• [Supplied records]
---------------
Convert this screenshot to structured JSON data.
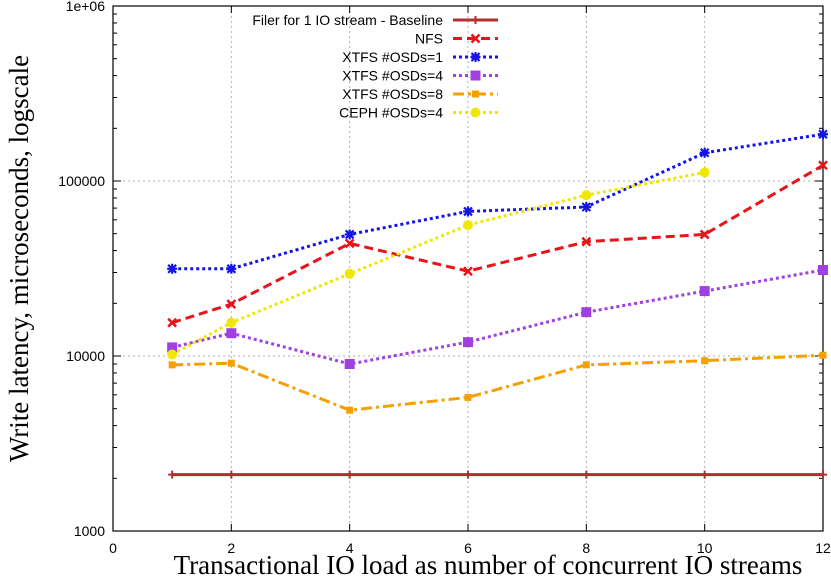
{
  "chart_data": {
    "type": "line",
    "xlabel": "Transactional IO load as number of concurrent IO streams",
    "ylabel": "Write latency, microseconds, logscale",
    "xlim": [
      0,
      12
    ],
    "ylim": [
      1000,
      1000000
    ],
    "yscale": "log",
    "grid": true,
    "legend_position": "top-left",
    "x_ticks": [
      0,
      2,
      4,
      6,
      8,
      10,
      12
    ],
    "x_tick_labels": [
      "0",
      "2",
      "4",
      "6",
      "8",
      "10",
      "12"
    ],
    "y_ticks": [
      1000,
      10000,
      100000,
      1000000
    ],
    "y_tick_labels": [
      "1000",
      "10000",
      "100000",
      "1e+06"
    ],
    "series": [
      {
        "name": "Filer for 1 IO stream - Baseline",
        "color": "#b03030",
        "marker": "plus",
        "dash": "solid",
        "x": [
          1,
          2,
          4,
          6,
          8,
          10,
          12
        ],
        "values": [
          2100,
          2100,
          2100,
          2100,
          2100,
          2100,
          2100
        ]
      },
      {
        "name": "NFS",
        "color": "#e8141a",
        "marker": "x",
        "dash": "dashed",
        "x": [
          1,
          2,
          4,
          6,
          8,
          10,
          12
        ],
        "values": [
          15500,
          19800,
          44000,
          30500,
          45000,
          49500,
          123000
        ]
      },
      {
        "name": "XTFS #OSDs=1",
        "color": "#1414e8",
        "marker": "star",
        "dash": "dotted",
        "x": [
          1,
          2,
          4,
          6,
          8,
          10,
          12
        ],
        "values": [
          31500,
          31500,
          49500,
          67000,
          71000,
          145000,
          185000
        ]
      },
      {
        "name": "XTFS #OSDs=4",
        "color": "#a040e0",
        "marker": "square",
        "dash": "dotted",
        "x": [
          1,
          2,
          4,
          6,
          8,
          10,
          12
        ],
        "values": [
          11200,
          13500,
          9000,
          12000,
          17800,
          23500,
          31000
        ]
      },
      {
        "name": "XTFS #OSDs=8",
        "color": "#f5a000",
        "marker": "small-square",
        "dash": "dashdot",
        "x": [
          1,
          2,
          4,
          6,
          8,
          10,
          12
        ],
        "values": [
          8900,
          9100,
          4900,
          5800,
          8900,
          9400,
          10100
        ]
      },
      {
        "name": "CEPH #OSDs=4",
        "color": "#f0e800",
        "marker": "circle",
        "dash": "dotted",
        "x": [
          1,
          2,
          4,
          6,
          8,
          10
        ],
        "values": [
          10200,
          15500,
          29500,
          56000,
          83000,
          112000
        ]
      }
    ]
  }
}
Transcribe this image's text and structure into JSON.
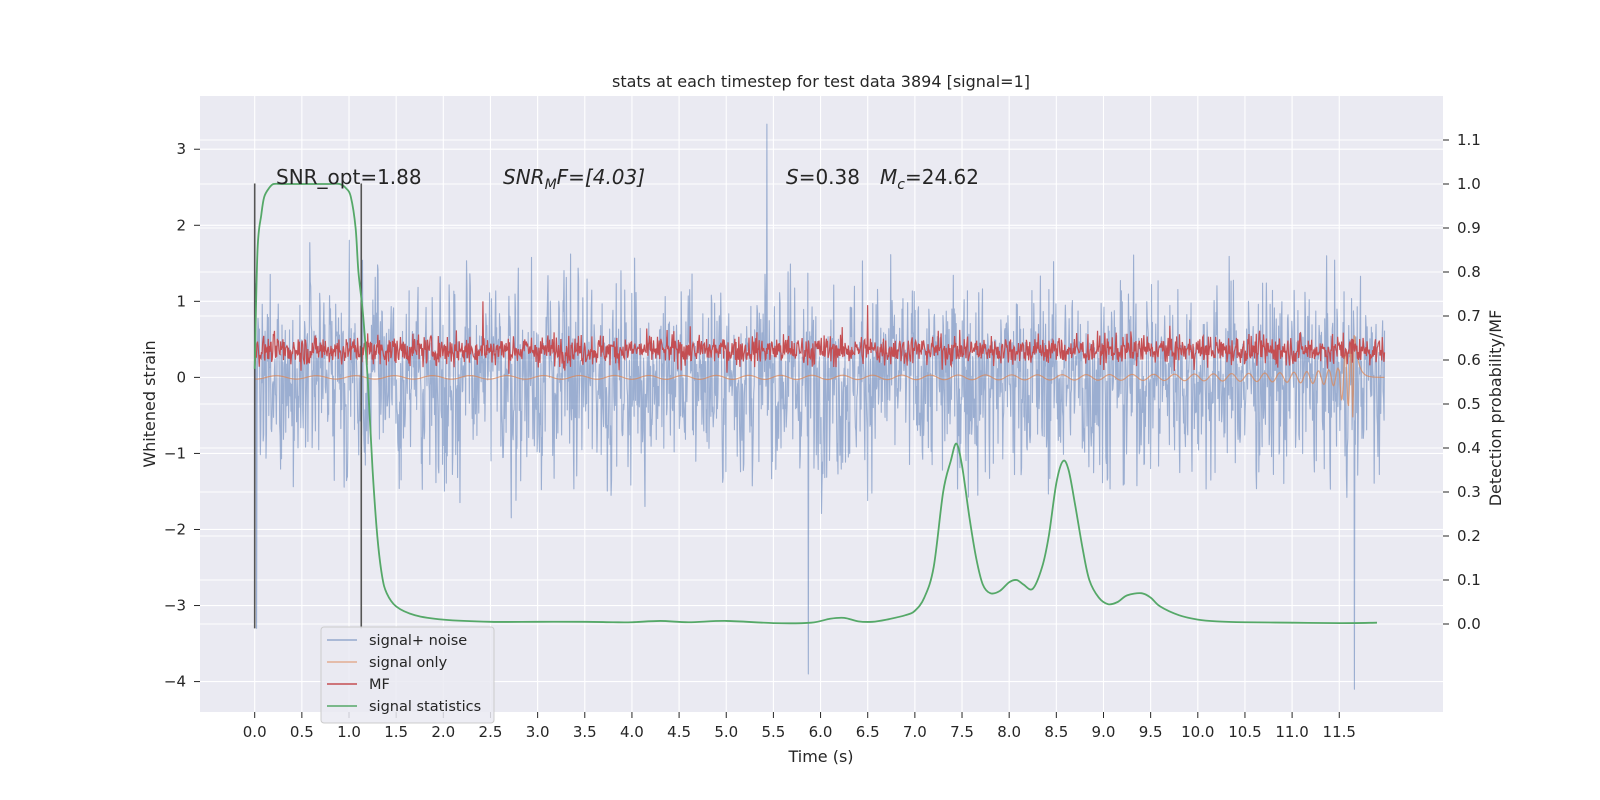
{
  "chart_data": {
    "type": "line",
    "title": "stats at each timestep for test data 3894 [signal=1]",
    "xlabel": "Time (s)",
    "ylabel": "Whitened strain",
    "ylabel_right": "Detection probability/MF",
    "xlim": [
      -0.58,
      12.6
    ],
    "ylim": [
      -4.4,
      3.7
    ],
    "ylim_right": [
      -0.2,
      1.2
    ],
    "x_ticks": [
      0.0,
      0.5,
      1.0,
      1.5,
      2.0,
      2.5,
      3.0,
      3.5,
      4.0,
      4.5,
      5.0,
      5.5,
      6.0,
      6.5,
      7.0,
      7.5,
      8.0,
      8.5,
      9.0,
      9.5,
      10.0,
      10.5,
      11.0,
      11.5
    ],
    "x_tick_labels": [
      "0.0",
      "0.5",
      "1.0",
      "1.5",
      "2.0",
      "2.5",
      "3.0",
      "3.5",
      "4.0",
      "4.5",
      "5.0",
      "5.5",
      "6.0",
      "6.5",
      "7.0",
      "7.5",
      "8.0",
      "8.5",
      "9.0",
      "9.5",
      "10.0",
      "10.5",
      "11.0",
      "11.5"
    ],
    "y_ticks": [
      3,
      2,
      1,
      0,
      -1,
      -2,
      -3,
      -4
    ],
    "y_tick_labels": [
      "3",
      "2",
      "1",
      "0",
      "−1",
      "−2",
      "−3",
      "−4"
    ],
    "y_right_ticks": [
      1.1,
      1.0,
      0.9,
      0.8,
      0.7,
      0.6,
      0.5,
      0.4,
      0.3,
      0.2,
      0.1,
      0.0
    ],
    "y_right_tick_labels": [
      "1.1",
      "1.0",
      "0.9",
      "0.8",
      "0.7",
      "0.6",
      "0.5",
      "0.4",
      "0.3",
      "0.2",
      "0.1",
      "0.0"
    ],
    "grid": true,
    "legend_position": "lower-left",
    "annotations": {
      "snr_opt": "SNR_opt=1.88",
      "snr_mf_main": "SNR",
      "snr_mf_sub": "M",
      "snr_mf_tail": "F=[4.03]",
      "s_label": "S",
      "s_value": "=0.38",
      "mc_main": "M",
      "mc_sub": "c",
      "mc_value": "=24.62"
    },
    "vertical_markers": [
      0.0,
      1.13
    ],
    "series": [
      {
        "name": "signal+ noise",
        "axis": "left",
        "color": "#4c72b0",
        "style": "noise band, approx. mean 0, std 1.1, extremes 3.3 at 5.43 s and -4.1 at 11.66 s",
        "extremes": [
          [
            5.43,
            3.33
          ],
          [
            11.66,
            -4.1
          ],
          [
            5.87,
            -3.9
          ],
          [
            0.02,
            -3.3
          ]
        ]
      },
      {
        "name": "signal only",
        "axis": "left",
        "color": "#dd8452",
        "style": "near-zero chirp growing toward merger at about 11.66 s, reaching -0.35",
        "extremes": [
          [
            11.66,
            -0.35
          ]
        ]
      },
      {
        "name": "MF",
        "axis": "left",
        "color": "#c44e52",
        "style": "fluctuating band between about 0.05 and 1.0",
        "extremes": [
          [
            2.42,
            1.0
          ],
          [
            6.5,
            0.95
          ]
        ]
      },
      {
        "name": "signal statistics",
        "axis": "right",
        "color": "#55a868",
        "x": [
          0.0,
          0.03,
          0.07,
          0.1,
          0.15,
          0.2,
          0.3,
          0.5,
          0.8,
          0.9,
          0.97,
          1.02,
          1.07,
          1.1,
          1.15,
          1.2,
          1.25,
          1.3,
          1.35,
          1.4,
          1.5,
          1.7,
          2.0,
          2.5,
          3.0,
          3.5,
          3.8,
          4.0,
          4.3,
          4.6,
          5.0,
          5.5,
          5.9,
          6.1,
          6.25,
          6.4,
          6.55,
          6.7,
          6.9,
          7.0,
          7.1,
          7.2,
          7.3,
          7.38,
          7.44,
          7.5,
          7.58,
          7.65,
          7.72,
          7.8,
          7.9,
          8.0,
          8.08,
          8.15,
          8.25,
          8.35,
          8.42,
          8.5,
          8.57,
          8.63,
          8.7,
          8.78,
          8.85,
          8.95,
          9.05,
          9.15,
          9.25,
          9.4,
          9.5,
          9.6,
          9.8,
          10.0,
          10.2,
          10.5,
          11.0,
          11.5,
          11.9
        ],
        "values": [
          0.58,
          0.85,
          0.93,
          0.97,
          0.99,
          1.0,
          1.0,
          1.0,
          1.0,
          1.0,
          0.99,
          0.97,
          0.9,
          0.8,
          0.7,
          0.55,
          0.35,
          0.2,
          0.11,
          0.07,
          0.04,
          0.02,
          0.01,
          0.005,
          0.005,
          0.005,
          0.004,
          0.004,
          0.007,
          0.004,
          0.007,
          0.002,
          0.003,
          0.012,
          0.014,
          0.006,
          0.005,
          0.01,
          0.02,
          0.03,
          0.06,
          0.13,
          0.3,
          0.37,
          0.41,
          0.36,
          0.24,
          0.15,
          0.09,
          0.07,
          0.075,
          0.095,
          0.1,
          0.09,
          0.08,
          0.13,
          0.2,
          0.32,
          0.37,
          0.35,
          0.27,
          0.17,
          0.1,
          0.06,
          0.045,
          0.05,
          0.065,
          0.07,
          0.06,
          0.04,
          0.02,
          0.01,
          0.006,
          0.004,
          0.003,
          0.002,
          0.003
        ]
      }
    ]
  }
}
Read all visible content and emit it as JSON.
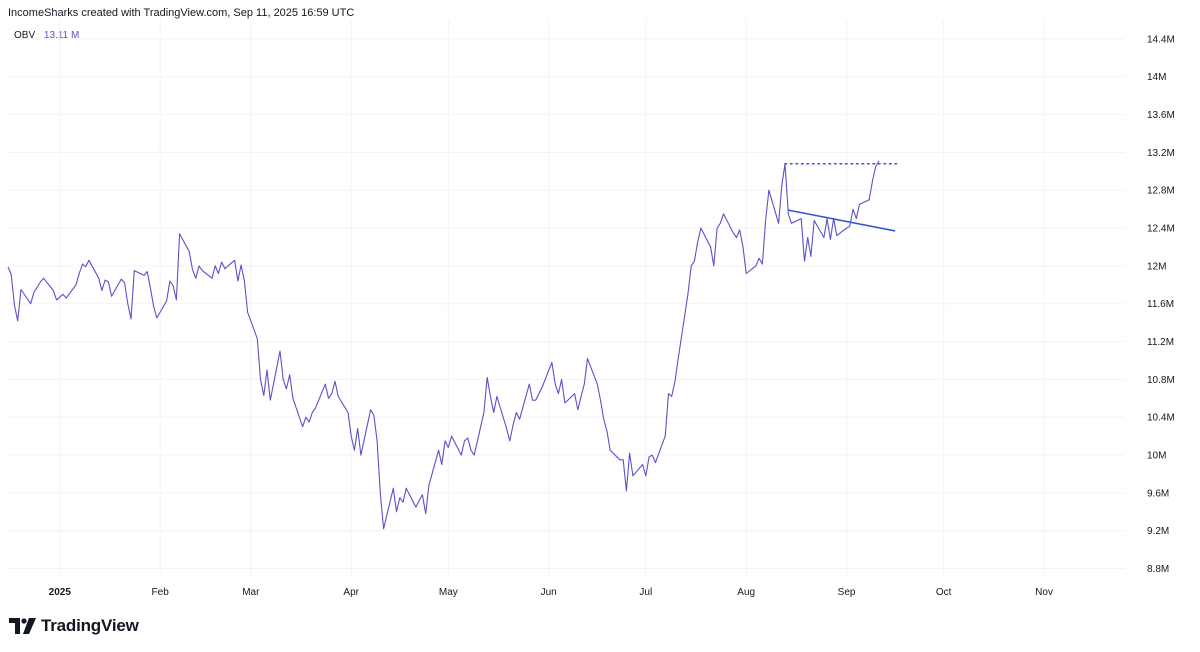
{
  "header": {
    "title": "IncomeSharks created with TradingView.com, Sep 11, 2025 16:59 UTC"
  },
  "legend": {
    "indicator": "OBV",
    "value": "13.11 M"
  },
  "branding": {
    "logo_text": "TradingView"
  },
  "colors": {
    "series": "#5b52c7",
    "trendline": "#3456d1",
    "grid": "#f0f3fa",
    "text": "#131722"
  },
  "chart_data": {
    "type": "line",
    "title": "",
    "xlabel": "",
    "ylabel": "",
    "ylim": [
      8.7,
      14.6
    ],
    "y_ticks": [
      {
        "value": 8.8,
        "label": "8.8M"
      },
      {
        "value": 9.2,
        "label": "9.2M"
      },
      {
        "value": 9.6,
        "label": "9.6M"
      },
      {
        "value": 10.0,
        "label": "10M"
      },
      {
        "value": 10.4,
        "label": "10.4M"
      },
      {
        "value": 10.8,
        "label": "10.8M"
      },
      {
        "value": 11.2,
        "label": "11.2M"
      },
      {
        "value": 11.6,
        "label": "11.6M"
      },
      {
        "value": 12.0,
        "label": "12M"
      },
      {
        "value": 12.4,
        "label": "12.4M"
      },
      {
        "value": 12.8,
        "label": "12.8M"
      },
      {
        "value": 13.2,
        "label": "13.2M"
      },
      {
        "value": 13.6,
        "label": "13.6M"
      },
      {
        "value": 14.0,
        "label": "14M"
      },
      {
        "value": 14.4,
        "label": "14.4M"
      }
    ],
    "x_ticks": [
      {
        "date": "2025-01-01",
        "label": "2025",
        "bold": true
      },
      {
        "date": "2025-02-01",
        "label": "Feb"
      },
      {
        "date": "2025-03-01",
        "label": "Mar"
      },
      {
        "date": "2025-04-01",
        "label": "Apr"
      },
      {
        "date": "2025-05-01",
        "label": "May"
      },
      {
        "date": "2025-06-01",
        "label": "Jun"
      },
      {
        "date": "2025-07-01",
        "label": "Jul"
      },
      {
        "date": "2025-08-01",
        "label": "Aug"
      },
      {
        "date": "2025-09-01",
        "label": "Sep"
      },
      {
        "date": "2025-10-01",
        "label": "Oct"
      },
      {
        "date": "2025-11-01",
        "label": "Nov"
      }
    ],
    "xlim": [
      "2024-12-16",
      "2025-11-26"
    ],
    "series": [
      {
        "points": [
          [
            "2024-12-16",
            11.99
          ],
          [
            "2024-12-17",
            11.91
          ],
          [
            "2024-12-18",
            11.58
          ],
          [
            "2024-12-19",
            11.42
          ],
          [
            "2024-12-20",
            11.75
          ],
          [
            "2024-12-23",
            11.6
          ],
          [
            "2024-12-24",
            11.72
          ],
          [
            "2024-12-26",
            11.83
          ],
          [
            "2024-12-27",
            11.87
          ],
          [
            "2024-12-30",
            11.74
          ],
          [
            "2024-12-31",
            11.64
          ],
          [
            "2025-01-02",
            11.7
          ],
          [
            "2025-01-03",
            11.66
          ],
          [
            "2025-01-06",
            11.8
          ],
          [
            "2025-01-07",
            11.92
          ],
          [
            "2025-01-08",
            12.02
          ],
          [
            "2025-01-09",
            11.99
          ],
          [
            "2025-01-10",
            12.06
          ],
          [
            "2025-01-13",
            11.87
          ],
          [
            "2025-01-14",
            11.74
          ],
          [
            "2025-01-15",
            11.85
          ],
          [
            "2025-01-16",
            11.83
          ],
          [
            "2025-01-17",
            11.68
          ],
          [
            "2025-01-20",
            11.86
          ],
          [
            "2025-01-21",
            11.82
          ],
          [
            "2025-01-22",
            11.6
          ],
          [
            "2025-01-23",
            11.44
          ],
          [
            "2025-01-24",
            11.95
          ],
          [
            "2025-01-27",
            11.9
          ],
          [
            "2025-01-28",
            11.94
          ],
          [
            "2025-01-29",
            11.76
          ],
          [
            "2025-01-30",
            11.57
          ],
          [
            "2025-01-31",
            11.45
          ],
          [
            "2025-02-03",
            11.63
          ],
          [
            "2025-02-04",
            11.84
          ],
          [
            "2025-02-05",
            11.79
          ],
          [
            "2025-02-06",
            11.64
          ],
          [
            "2025-02-07",
            12.34
          ],
          [
            "2025-02-10",
            12.15
          ],
          [
            "2025-02-11",
            11.96
          ],
          [
            "2025-02-12",
            11.87
          ],
          [
            "2025-02-13",
            12.0
          ],
          [
            "2025-02-14",
            11.95
          ],
          [
            "2025-02-17",
            11.87
          ],
          [
            "2025-02-18",
            12.0
          ],
          [
            "2025-02-19",
            11.92
          ],
          [
            "2025-02-20",
            12.04
          ],
          [
            "2025-02-21",
            11.97
          ],
          [
            "2025-02-24",
            12.06
          ],
          [
            "2025-02-25",
            11.84
          ],
          [
            "2025-02-26",
            12.01
          ],
          [
            "2025-02-27",
            11.84
          ],
          [
            "2025-02-28",
            11.51
          ],
          [
            "2025-03-03",
            11.23
          ],
          [
            "2025-03-04",
            10.8
          ],
          [
            "2025-03-05",
            10.63
          ],
          [
            "2025-03-06",
            10.9
          ],
          [
            "2025-03-07",
            10.58
          ],
          [
            "2025-03-10",
            11.1
          ],
          [
            "2025-03-11",
            10.8
          ],
          [
            "2025-03-12",
            10.7
          ],
          [
            "2025-03-13",
            10.85
          ],
          [
            "2025-03-14",
            10.6
          ],
          [
            "2025-03-17",
            10.3
          ],
          [
            "2025-03-18",
            10.4
          ],
          [
            "2025-03-19",
            10.35
          ],
          [
            "2025-03-20",
            10.45
          ],
          [
            "2025-03-21",
            10.5
          ],
          [
            "2025-03-24",
            10.75
          ],
          [
            "2025-03-25",
            10.6
          ],
          [
            "2025-03-26",
            10.65
          ],
          [
            "2025-03-27",
            10.78
          ],
          [
            "2025-03-28",
            10.62
          ],
          [
            "2025-03-31",
            10.45
          ],
          [
            "2025-04-01",
            10.2
          ],
          [
            "2025-04-02",
            10.05
          ],
          [
            "2025-04-03",
            10.28
          ],
          [
            "2025-04-04",
            10.0
          ],
          [
            "2025-04-07",
            10.48
          ],
          [
            "2025-04-08",
            10.42
          ],
          [
            "2025-04-09",
            10.15
          ],
          [
            "2025-04-10",
            9.6
          ],
          [
            "2025-04-11",
            9.22
          ],
          [
            "2025-04-14",
            9.65
          ],
          [
            "2025-04-15",
            9.4
          ],
          [
            "2025-04-16",
            9.55
          ],
          [
            "2025-04-17",
            9.5
          ],
          [
            "2025-04-18",
            9.65
          ],
          [
            "2025-04-21",
            9.45
          ],
          [
            "2025-04-22",
            9.52
          ],
          [
            "2025-04-23",
            9.58
          ],
          [
            "2025-04-24",
            9.38
          ],
          [
            "2025-04-25",
            9.68
          ],
          [
            "2025-04-28",
            10.05
          ],
          [
            "2025-04-29",
            9.9
          ],
          [
            "2025-04-30",
            10.15
          ],
          [
            "2025-05-01",
            10.08
          ],
          [
            "2025-05-02",
            10.2
          ],
          [
            "2025-05-05",
            10.0
          ],
          [
            "2025-05-06",
            10.15
          ],
          [
            "2025-05-07",
            10.18
          ],
          [
            "2025-05-08",
            10.05
          ],
          [
            "2025-05-09",
            10.0
          ],
          [
            "2025-05-12",
            10.45
          ],
          [
            "2025-05-13",
            10.82
          ],
          [
            "2025-05-14",
            10.62
          ],
          [
            "2025-05-15",
            10.45
          ],
          [
            "2025-05-16",
            10.62
          ],
          [
            "2025-05-19",
            10.28
          ],
          [
            "2025-05-20",
            10.15
          ],
          [
            "2025-05-21",
            10.32
          ],
          [
            "2025-05-22",
            10.45
          ],
          [
            "2025-05-23",
            10.38
          ],
          [
            "2025-05-26",
            10.75
          ],
          [
            "2025-05-27",
            10.58
          ],
          [
            "2025-05-28",
            10.58
          ],
          [
            "2025-05-29",
            10.65
          ],
          [
            "2025-05-30",
            10.72
          ],
          [
            "2025-06-02",
            10.98
          ],
          [
            "2025-06-03",
            10.75
          ],
          [
            "2025-06-04",
            10.65
          ],
          [
            "2025-06-05",
            10.8
          ],
          [
            "2025-06-06",
            10.55
          ],
          [
            "2025-06-09",
            10.65
          ],
          [
            "2025-06-10",
            10.48
          ],
          [
            "2025-06-11",
            10.62
          ],
          [
            "2025-06-12",
            10.75
          ],
          [
            "2025-06-13",
            11.02
          ],
          [
            "2025-06-16",
            10.75
          ],
          [
            "2025-06-17",
            10.58
          ],
          [
            "2025-06-18",
            10.38
          ],
          [
            "2025-06-19",
            10.25
          ],
          [
            "2025-06-20",
            10.05
          ],
          [
            "2025-06-23",
            9.95
          ],
          [
            "2025-06-24",
            9.95
          ],
          [
            "2025-06-25",
            9.62
          ],
          [
            "2025-06-26",
            10.02
          ],
          [
            "2025-06-27",
            9.78
          ],
          [
            "2025-06-30",
            9.9
          ],
          [
            "2025-07-01",
            9.78
          ],
          [
            "2025-07-02",
            9.98
          ],
          [
            "2025-07-03",
            10.0
          ],
          [
            "2025-07-04",
            9.92
          ],
          [
            "2025-07-07",
            10.2
          ],
          [
            "2025-07-08",
            10.65
          ],
          [
            "2025-07-09",
            10.62
          ],
          [
            "2025-07-10",
            10.78
          ],
          [
            "2025-07-11",
            11.02
          ],
          [
            "2025-07-14",
            11.7
          ],
          [
            "2025-07-15",
            12.0
          ],
          [
            "2025-07-16",
            12.05
          ],
          [
            "2025-07-17",
            12.25
          ],
          [
            "2025-07-18",
            12.4
          ],
          [
            "2025-07-21",
            12.2
          ],
          [
            "2025-07-22",
            12.0
          ],
          [
            "2025-07-23",
            12.4
          ],
          [
            "2025-07-24",
            12.45
          ],
          [
            "2025-07-25",
            12.55
          ],
          [
            "2025-07-28",
            12.35
          ],
          [
            "2025-07-29",
            12.3
          ],
          [
            "2025-07-30",
            12.38
          ],
          [
            "2025-07-31",
            12.2
          ],
          [
            "2025-08-01",
            11.92
          ],
          [
            "2025-08-04",
            12.0
          ],
          [
            "2025-08-05",
            12.08
          ],
          [
            "2025-08-06",
            12.02
          ],
          [
            "2025-08-07",
            12.48
          ],
          [
            "2025-08-08",
            12.8
          ],
          [
            "2025-08-11",
            12.45
          ],
          [
            "2025-08-12",
            12.85
          ],
          [
            "2025-08-13",
            13.08
          ],
          [
            "2025-08-14",
            12.55
          ],
          [
            "2025-08-15",
            12.45
          ],
          [
            "2025-08-18",
            12.5
          ],
          [
            "2025-08-19",
            12.05
          ],
          [
            "2025-08-20",
            12.3
          ],
          [
            "2025-08-21",
            12.1
          ],
          [
            "2025-08-22",
            12.48
          ],
          [
            "2025-08-25",
            12.3
          ],
          [
            "2025-08-26",
            12.5
          ],
          [
            "2025-08-27",
            12.28
          ],
          [
            "2025-08-28",
            12.5
          ],
          [
            "2025-08-29",
            12.32
          ],
          [
            "2025-09-01",
            12.4
          ],
          [
            "2025-09-02",
            12.42
          ],
          [
            "2025-09-03",
            12.6
          ],
          [
            "2025-09-04",
            12.5
          ],
          [
            "2025-09-05",
            12.65
          ],
          [
            "2025-09-08",
            12.7
          ],
          [
            "2025-09-09",
            12.9
          ],
          [
            "2025-09-10",
            13.05
          ],
          [
            "2025-09-11",
            13.11
          ]
        ]
      }
    ],
    "annotations": [
      {
        "type": "horizontal-dotted",
        "from": "2025-08-13",
        "to": "2025-09-17",
        "value": 13.08
      },
      {
        "type": "trendline",
        "from": [
          "2025-08-14",
          12.59
        ],
        "to": [
          "2025-09-16",
          12.37
        ]
      }
    ]
  }
}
---------------
Gather up every line from the listing above in which the word "OSDs" occurs.

• [Response below]
        "name": "XTFS #OSDs=1",
        "name": "XTFS #OSDs=4",
        "name": "XTFS #OSDs=8",
        "name": "CEPH #OSDs=4",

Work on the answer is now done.